Stated problem A:
In the records, starting at the beginning and ending at the line that contains "cellophane-highlights — [356, 299, 1016, 614]", swap "screenshot" for "image" and leave everything else as it is. Give back only those lines, and leave out the pictures.

-- BEGIN Document section --

Anyway, I'm sure we could deeply analyse why the conversion worked for Valjean and not Montparnasse but I have a really short attention span.

FRENCH
When I am at the stage door, I can just GO OFF in French with the French fans.  Sure it's not perfect, but I can at least pretend to be confident.  Plus I've been posting a lot more on the MOR forum and since all the people who care about the MOR aspect of my life are French, I do most of my facebooking in French.  I first realised I had this power in Lille.  I don't remember transitioning from the awkward American who was ashamed to say a sentence into a MOR groupie whose Sorbonne professor told her "Vous avez bien maitrisé la langue!" even after she showed up to class forty-five minutes late for the third time that week.  In Bruxelles I didn't speak English all day (except twice on the train to Flo) and ever since I've found myself thinking in French here and there.  In fact, I have a class taught in English this semester, and for the midterm we had to do an essay, and TWICE I got pissed because there was a phrase I wanted to put in French and I couldn't figure out how to say it as gracefully in English.  I mean, it's been a full year since I had classes taught in English, so it just seems weird to do homework and essays and stuff in anything but French.  It's like English is the cheater language that you speak when you're being crude and lazy or something.

FLO VS. MAKTAV
This is a weird thing.  Since Maktav stole me from Flo one week ago, I have been slowly returning to normalcy... or at least, the closest thing to normalcy that one could ever hope for from me.  I realised that I had been listening to the same twenty songs over and over for the past few months and I put all my other songs back in my iTunes--Cali, Take That, the PRC, Máté, The Ark, Repo... it was like some kind of beautiful family reunion!  Plus I no longer roll around my room being like FLOOOO DOESN'T LOVE YOOUUUUU HE'S GOING TO MOVE TO AMERICAAA WITH MEEEE or whatever was going on in my twisted brain.

-- END Document section --
-- BEGIN Input material --

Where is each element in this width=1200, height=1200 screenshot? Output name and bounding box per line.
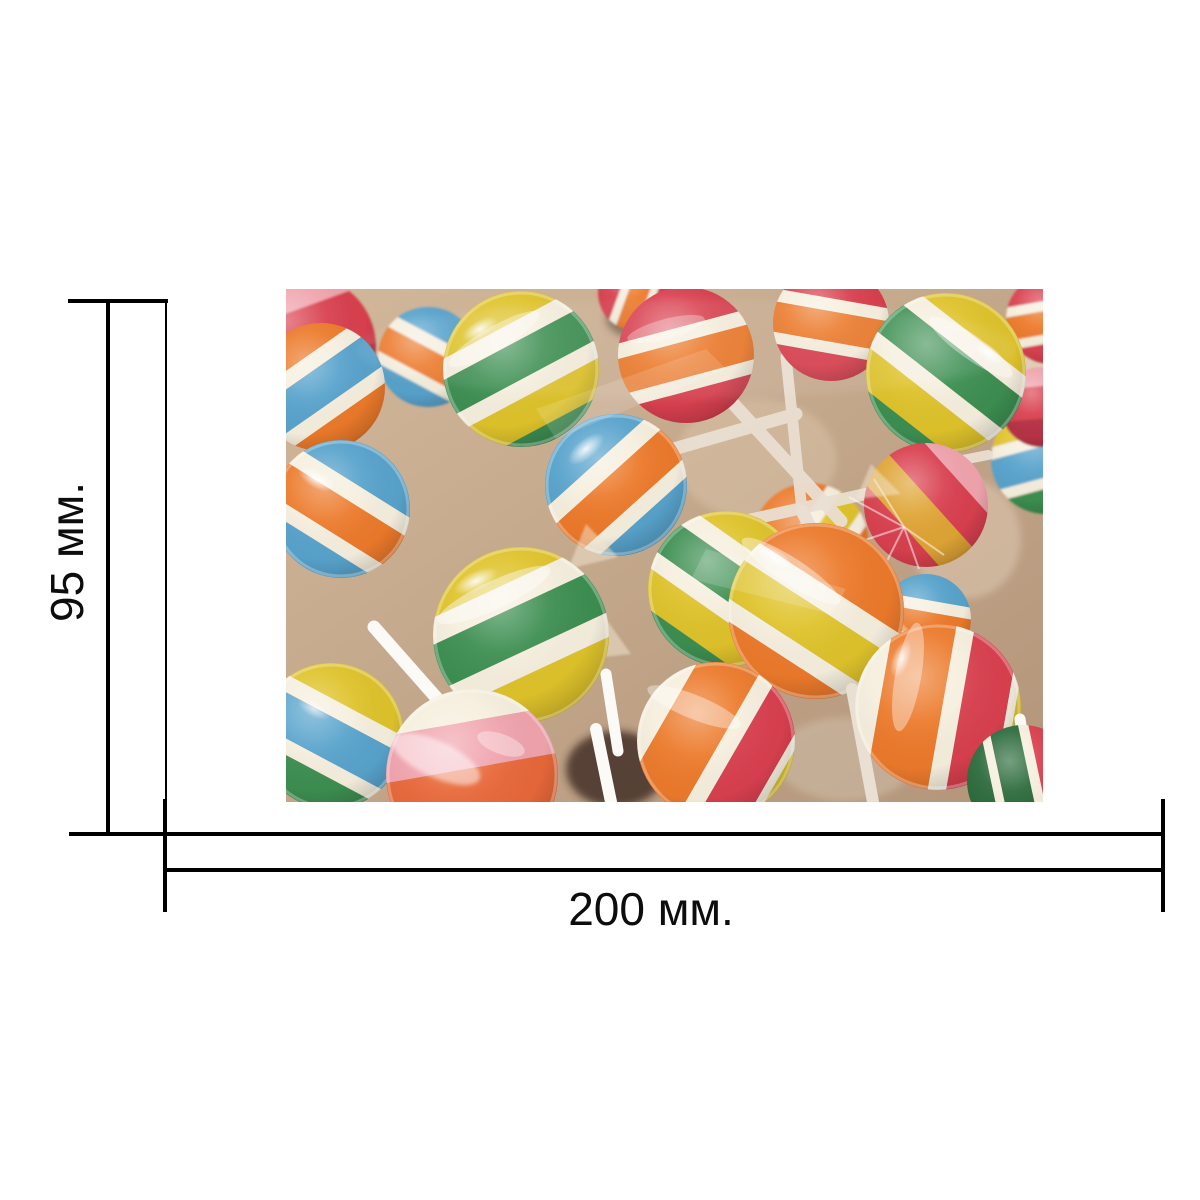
width-dimension-label: 200 мм. — [568, 883, 734, 935]
lollipops-photo — [286, 289, 1043, 802]
baseline — [69, 832, 1165, 836]
product-photo — [286, 289, 1043, 802]
height-dimension-label: 95 мм. — [41, 482, 93, 622]
width-left-cap — [163, 799, 167, 912]
height-top-tick — [68, 299, 168, 303]
width-right-cap — [1161, 799, 1165, 912]
height-extension-line — [165, 301, 167, 800]
width-dimension-line — [165, 868, 1165, 872]
candy-balls-front — [286, 504, 1043, 802]
height-dimension-line — [106, 299, 110, 836]
cellophane-highlights — [356, 299, 1016, 614]
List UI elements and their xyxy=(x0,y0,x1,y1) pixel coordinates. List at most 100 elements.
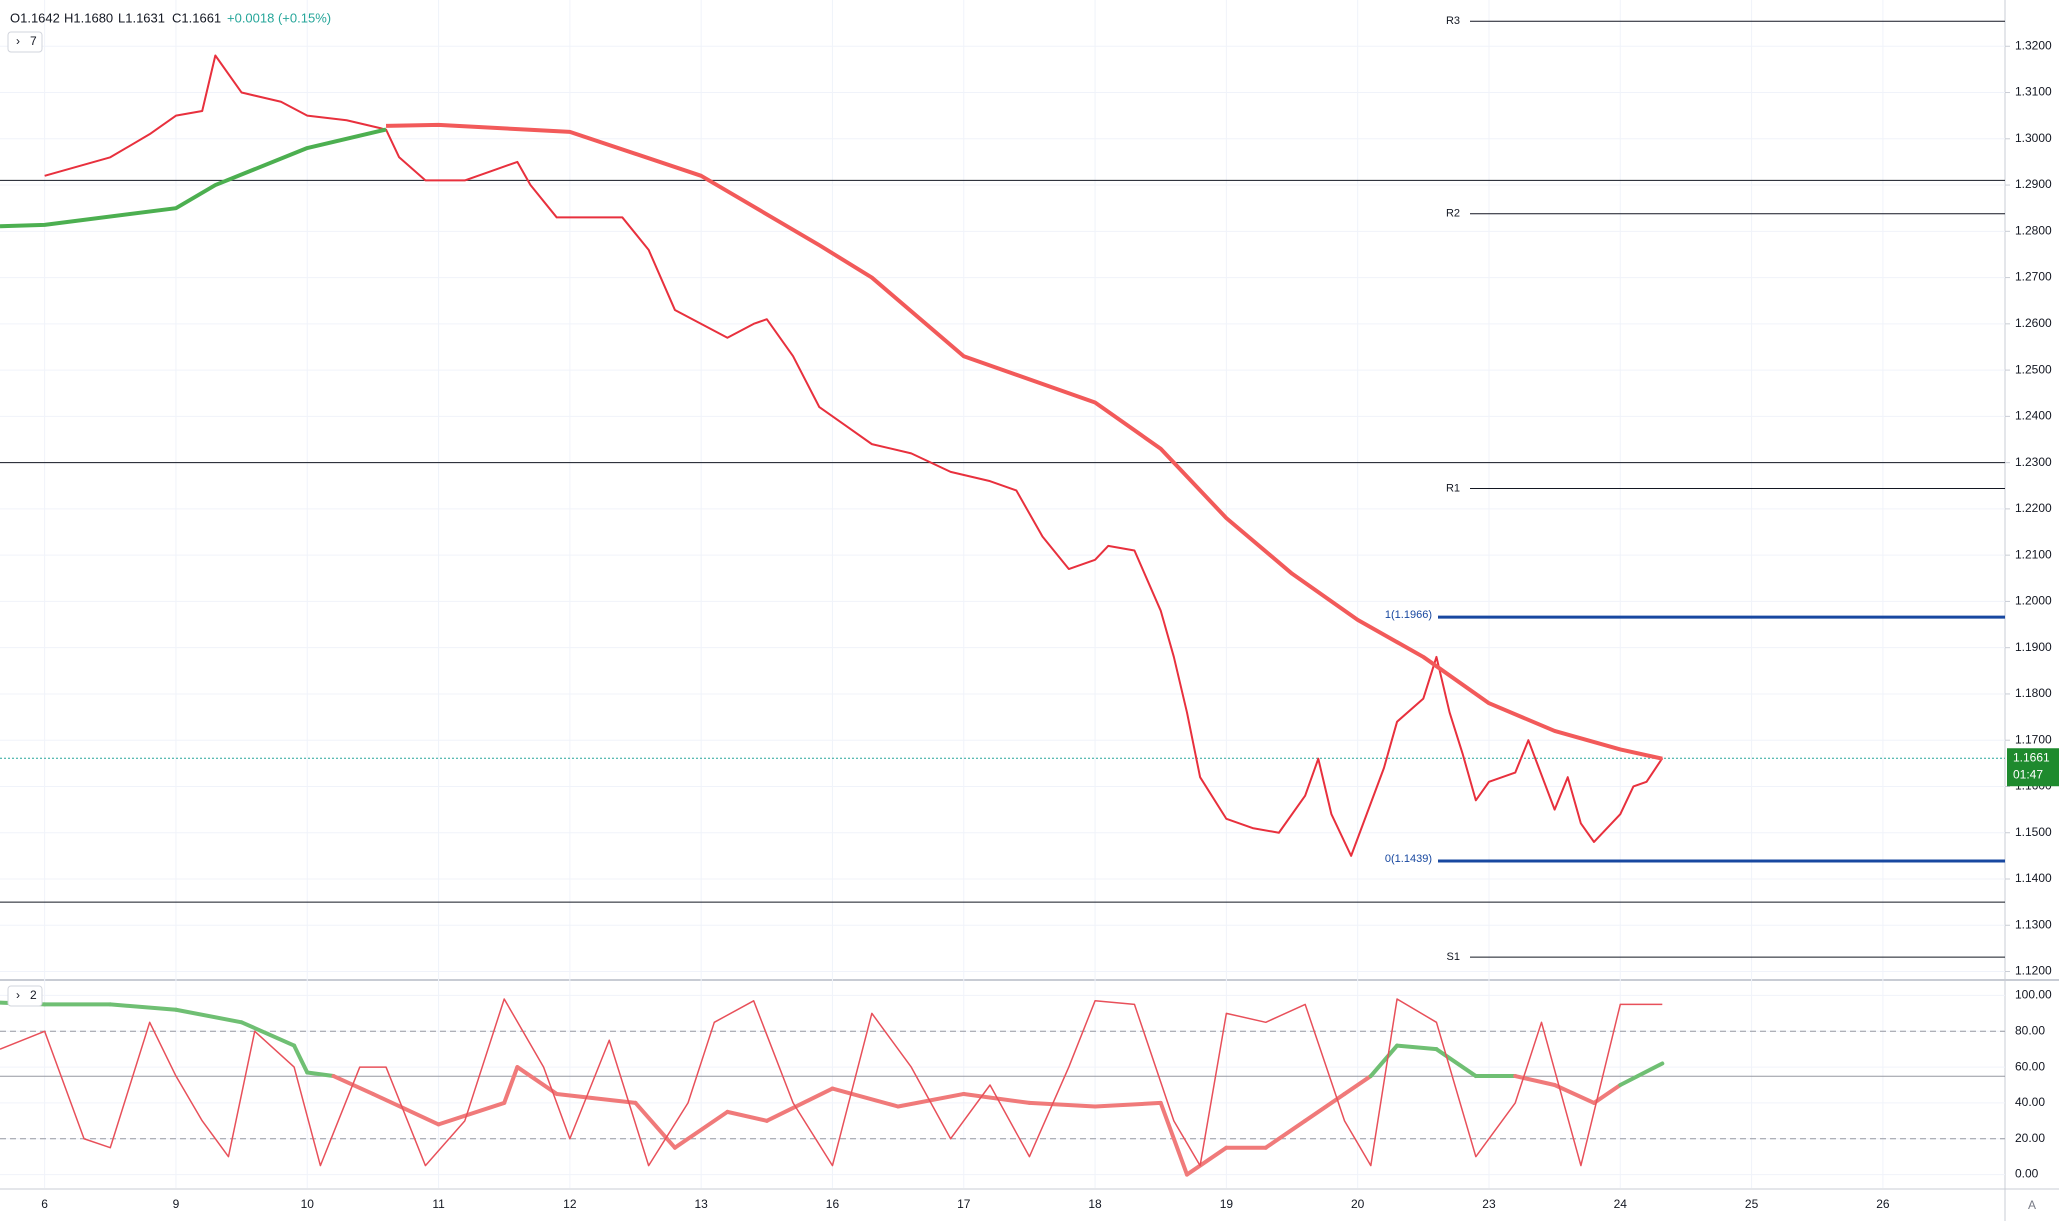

-- END Input material --

Stated problem B:
Answer these questions about the blog post, one line each:
(i) In which city did the writer first realize they could speak French with confidence?
(ii) How long ago did Maktav steal the writer from Flo?
(iii) How many times did the writer get annoyed while writing the midterm essay?

Complete answer A:
Where is each element in this width=1200, height=1200 image? Output name and bounding box per line.
width-dimension-label: 200 мм. — [568, 883, 734, 935]
lollipops-photo — [286, 289, 1043, 802]
baseline — [69, 832, 1165, 836]
product-photo — [286, 289, 1043, 802]
height-dimension-label: 95 мм. — [41, 482, 93, 622]
width-left-cap — [163, 799, 167, 912]
height-top-tick — [68, 299, 168, 303]
width-right-cap — [1161, 799, 1165, 912]
height-extension-line — [165, 301, 167, 800]
width-dimension-line — [165, 868, 1165, 872]
candy-balls-front — [286, 504, 1043, 802]
height-dimension-line — [106, 299, 110, 836]
cellophane-highlights — [356, 299, 1016, 614]

Complete answer B:
(i) Lille
(ii) One week ago
(iii) Twice